▶ Exercise instructions
Look for the string "identity" in the lines and copy each line that has it.

Data entries for graphics:
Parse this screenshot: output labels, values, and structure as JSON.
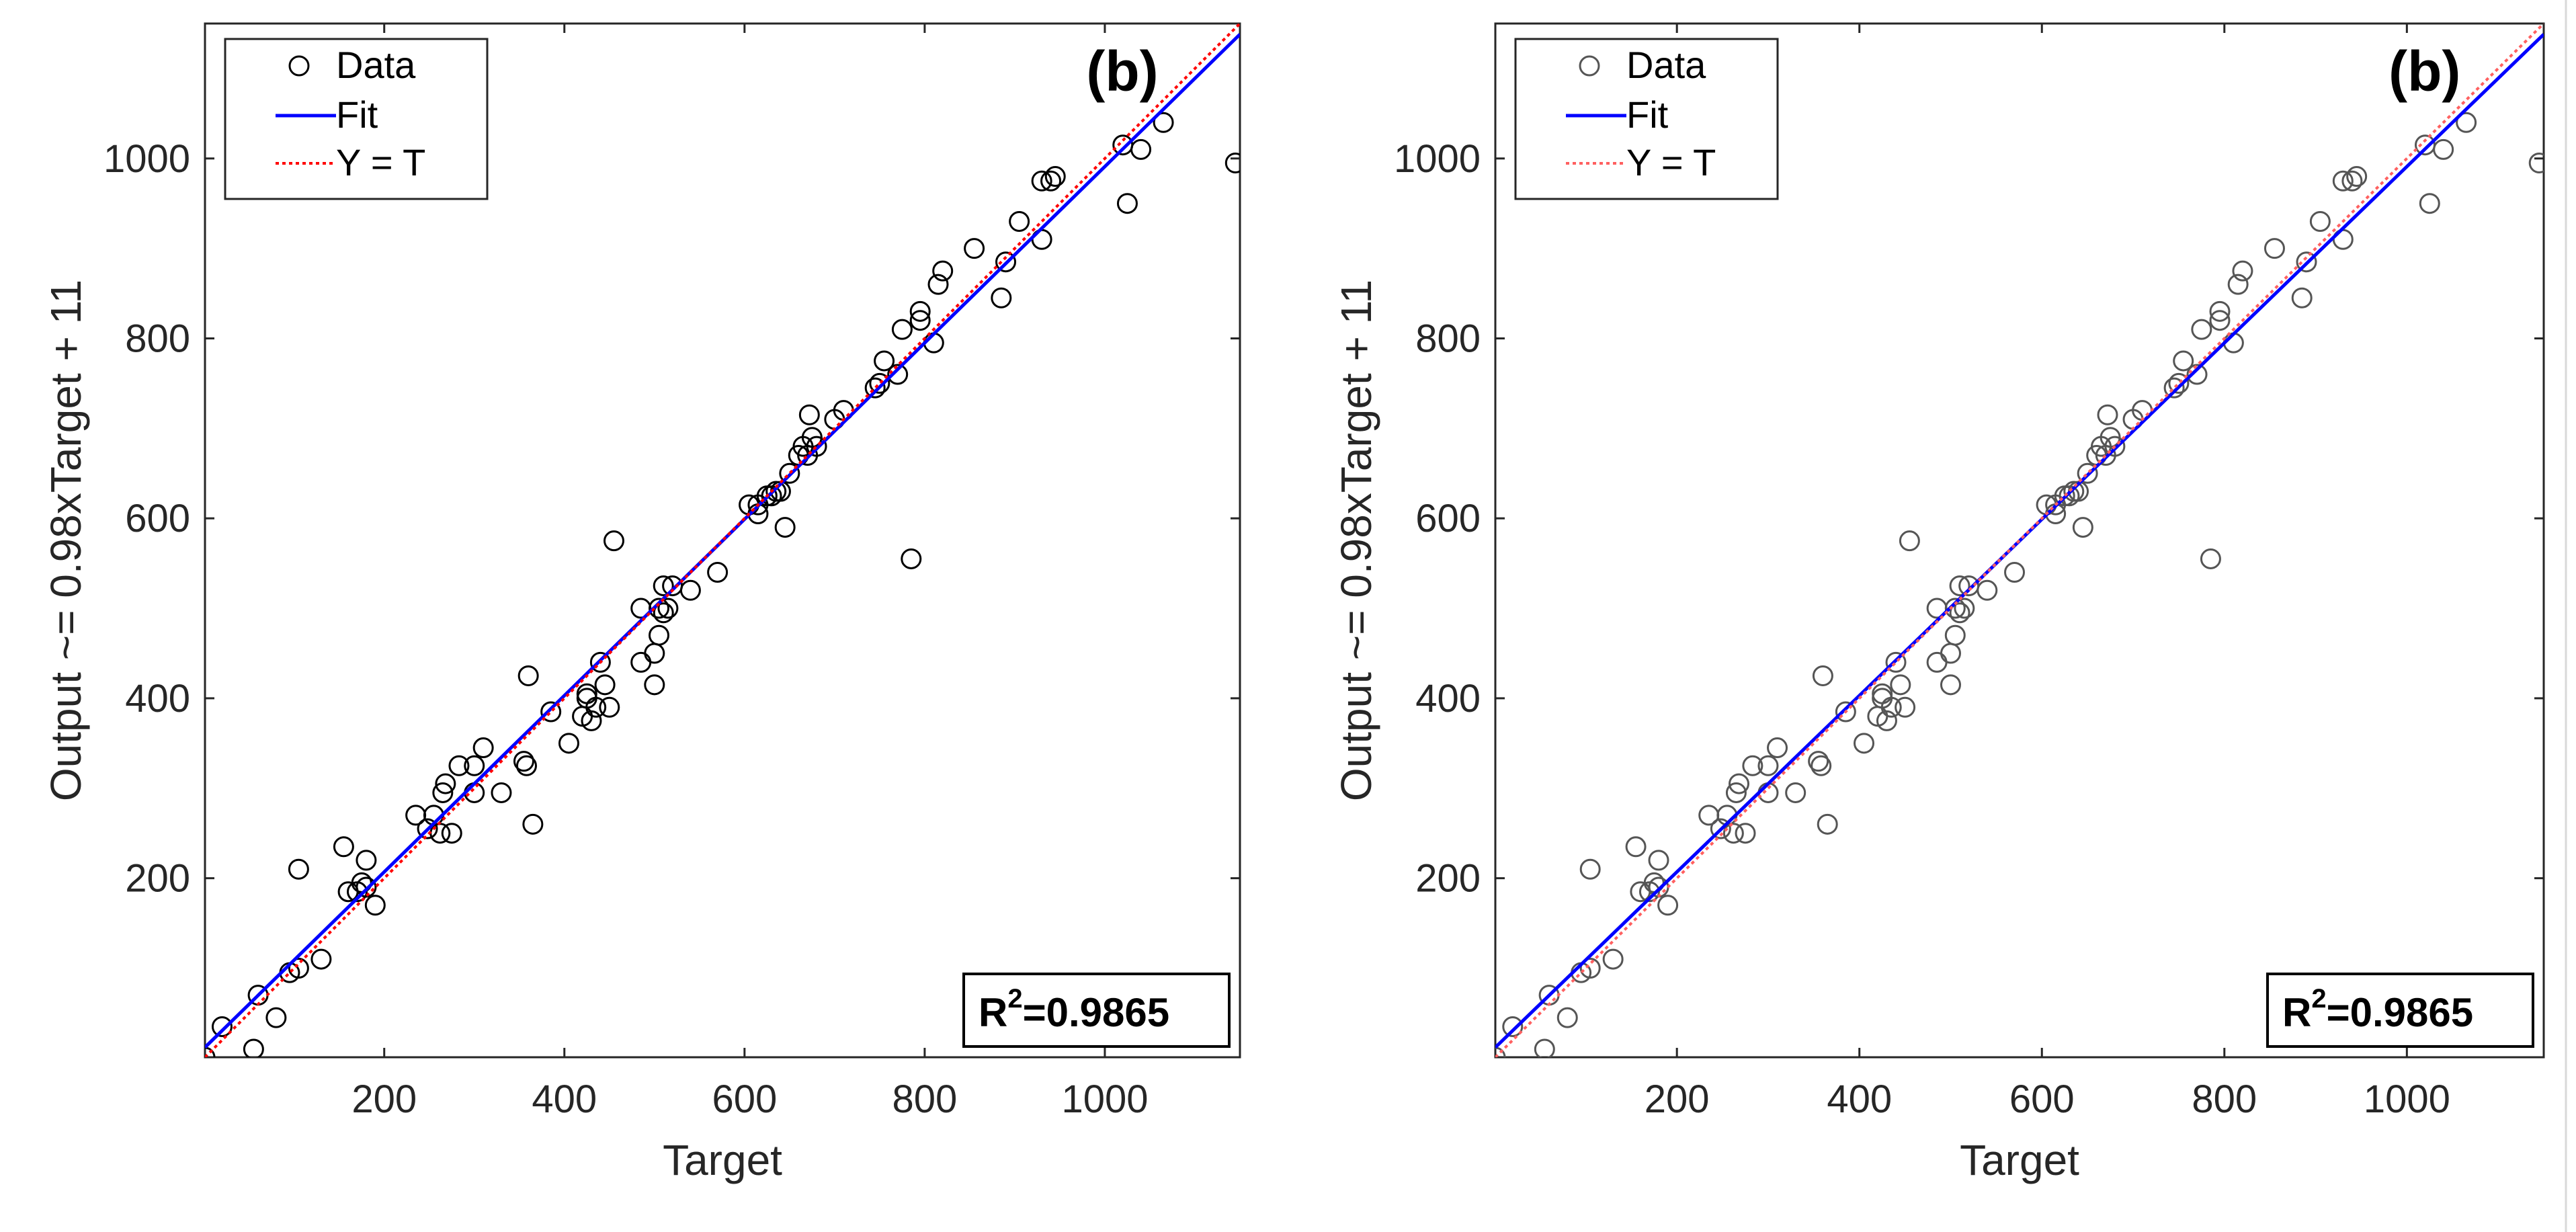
{
  "charts": [
    {
      "panel_label": "(b)",
      "r2_label": "=0.9865",
      "r2_prefix": "R",
      "r2_exp": "2",
      "colors": {
        "fit": "#0000ff",
        "identity": "#ff0000",
        "data": "#000000"
      },
      "legend": {
        "data": "Data",
        "fit": "Fit",
        "identity": "Y = T"
      }
    },
    {
      "panel_label": "(b)",
      "r2_label": "=0.9865",
      "r2_prefix": "R",
      "r2_exp": "2",
      "colors": {
        "fit": "#0000ff",
        "identity": "#ff6060",
        "data": "#555555"
      },
      "legend": {
        "data": "Data",
        "fit": "Fit",
        "identity": "Y = T"
      }
    }
  ],
  "chart_data": [
    {
      "type": "scatter",
      "title": "",
      "xlabel": "Target",
      "ylabel": "Output ~= 0.98xTarget + 11",
      "xlim": [
        1,
        1150
      ],
      "ylim": [
        1,
        1150
      ],
      "xticks": [
        200,
        400,
        600,
        800,
        1000
      ],
      "yticks": [
        200,
        400,
        600,
        800,
        1000
      ],
      "legend_position": "top-left",
      "series": [
        {
          "name": "Data",
          "x": [
            1,
            20,
            60,
            55,
            80,
            95,
            105,
            105,
            130,
            155,
            160,
            170,
            175,
            180,
            180,
            190,
            235,
            248,
            255,
            262,
            265,
            268,
            275,
            283,
            300,
            300,
            310,
            330,
            355,
            360,
            358,
            365,
            385,
            405,
            420,
            425,
            425,
            430,
            435,
            440,
            445,
            450,
            455,
            485,
            485,
            500,
            500,
            505,
            505,
            510,
            510,
            515,
            520,
            540,
            570,
            605,
            615,
            615,
            625,
            630,
            635,
            640,
            645,
            650,
            660,
            665,
            670,
            672,
            675,
            680,
            700,
            710,
            745,
            750,
            755,
            770,
            775,
            785,
            795,
            795,
            810,
            815,
            820,
            855,
            885,
            890,
            905,
            930,
            930,
            940,
            945,
            1020,
            1025,
            1040,
            1065,
            1145
          ],
          "y": [
            1,
            35,
            70,
            10,
            45,
            95,
            100,
            210,
            110,
            235,
            185,
            185,
            195,
            220,
            190,
            170,
            270,
            255,
            270,
            250,
            295,
            305,
            250,
            325,
            295,
            325,
            345,
            295,
            330,
            425,
            325,
            260,
            385,
            350,
            380,
            400,
            405,
            375,
            390,
            440,
            415,
            390,
            575,
            500,
            440,
            415,
            450,
            470,
            500,
            525,
            495,
            500,
            525,
            520,
            540,
            615,
            605,
            615,
            625,
            625,
            630,
            630,
            590,
            650,
            670,
            680,
            670,
            715,
            690,
            680,
            710,
            720,
            745,
            750,
            775,
            760,
            810,
            555,
            830,
            820,
            795,
            860,
            875,
            900,
            845,
            885,
            930,
            975,
            910,
            975,
            980,
            1015,
            950,
            1010,
            1040,
            995
          ]
        },
        {
          "name": "Fit",
          "x": [
            1,
            1150
          ],
          "y": [
            11.98,
            1138
          ]
        },
        {
          "name": "Y = T",
          "x": [
            1,
            1150
          ],
          "y": [
            1,
            1150
          ]
        }
      ],
      "annotations": [
        "(b)",
        "R2=0.9865"
      ]
    },
    {
      "type": "scatter",
      "title": "",
      "xlabel": "Target",
      "ylabel": "Output ~= 0.98xTarget + 11",
      "xlim": [
        1,
        1150
      ],
      "ylim": [
        1,
        1150
      ],
      "xticks": [
        200,
        400,
        600,
        800,
        1000
      ],
      "yticks": [
        200,
        400,
        600,
        800,
        1000
      ],
      "legend_position": "top-left",
      "series": [
        {
          "name": "Data",
          "x": [
            1,
            20,
            60,
            55,
            80,
            95,
            105,
            105,
            130,
            155,
            160,
            170,
            175,
            180,
            180,
            190,
            235,
            248,
            255,
            262,
            265,
            268,
            275,
            283,
            300,
            300,
            310,
            330,
            355,
            360,
            358,
            365,
            385,
            405,
            420,
            425,
            425,
            430,
            435,
            440,
            445,
            450,
            455,
            485,
            485,
            500,
            500,
            505,
            505,
            510,
            510,
            515,
            520,
            540,
            570,
            605,
            615,
            615,
            625,
            630,
            635,
            640,
            645,
            650,
            660,
            665,
            670,
            672,
            675,
            680,
            700,
            710,
            745,
            750,
            755,
            770,
            775,
            785,
            795,
            795,
            810,
            815,
            820,
            855,
            885,
            890,
            905,
            930,
            930,
            940,
            945,
            1020,
            1025,
            1040,
            1065,
            1145
          ],
          "y": [
            1,
            35,
            70,
            10,
            45,
            95,
            100,
            210,
            110,
            235,
            185,
            185,
            195,
            220,
            190,
            170,
            270,
            255,
            270,
            250,
            295,
            305,
            250,
            325,
            295,
            325,
            345,
            295,
            330,
            425,
            325,
            260,
            385,
            350,
            380,
            400,
            405,
            375,
            390,
            440,
            415,
            390,
            575,
            500,
            440,
            415,
            450,
            470,
            500,
            525,
            495,
            500,
            525,
            520,
            540,
            615,
            605,
            615,
            625,
            625,
            630,
            630,
            590,
            650,
            670,
            680,
            670,
            715,
            690,
            680,
            710,
            720,
            745,
            750,
            775,
            760,
            810,
            555,
            830,
            820,
            795,
            860,
            875,
            900,
            845,
            885,
            930,
            975,
            910,
            975,
            980,
            1015,
            950,
            1010,
            1040,
            995
          ]
        },
        {
          "name": "Fit",
          "x": [
            1,
            1150
          ],
          "y": [
            11.98,
            1138
          ]
        },
        {
          "name": "Y = T",
          "x": [
            1,
            1150
          ],
          "y": [
            1,
            1150
          ]
        }
      ],
      "annotations": [
        "(b)",
        "R2=0.9865"
      ]
    }
  ]
}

▶ Exercise answer
        "identity": "#ff0000",
        "identity": "Y = T"
        "identity": "#ff6060",
        "identity": "Y = T"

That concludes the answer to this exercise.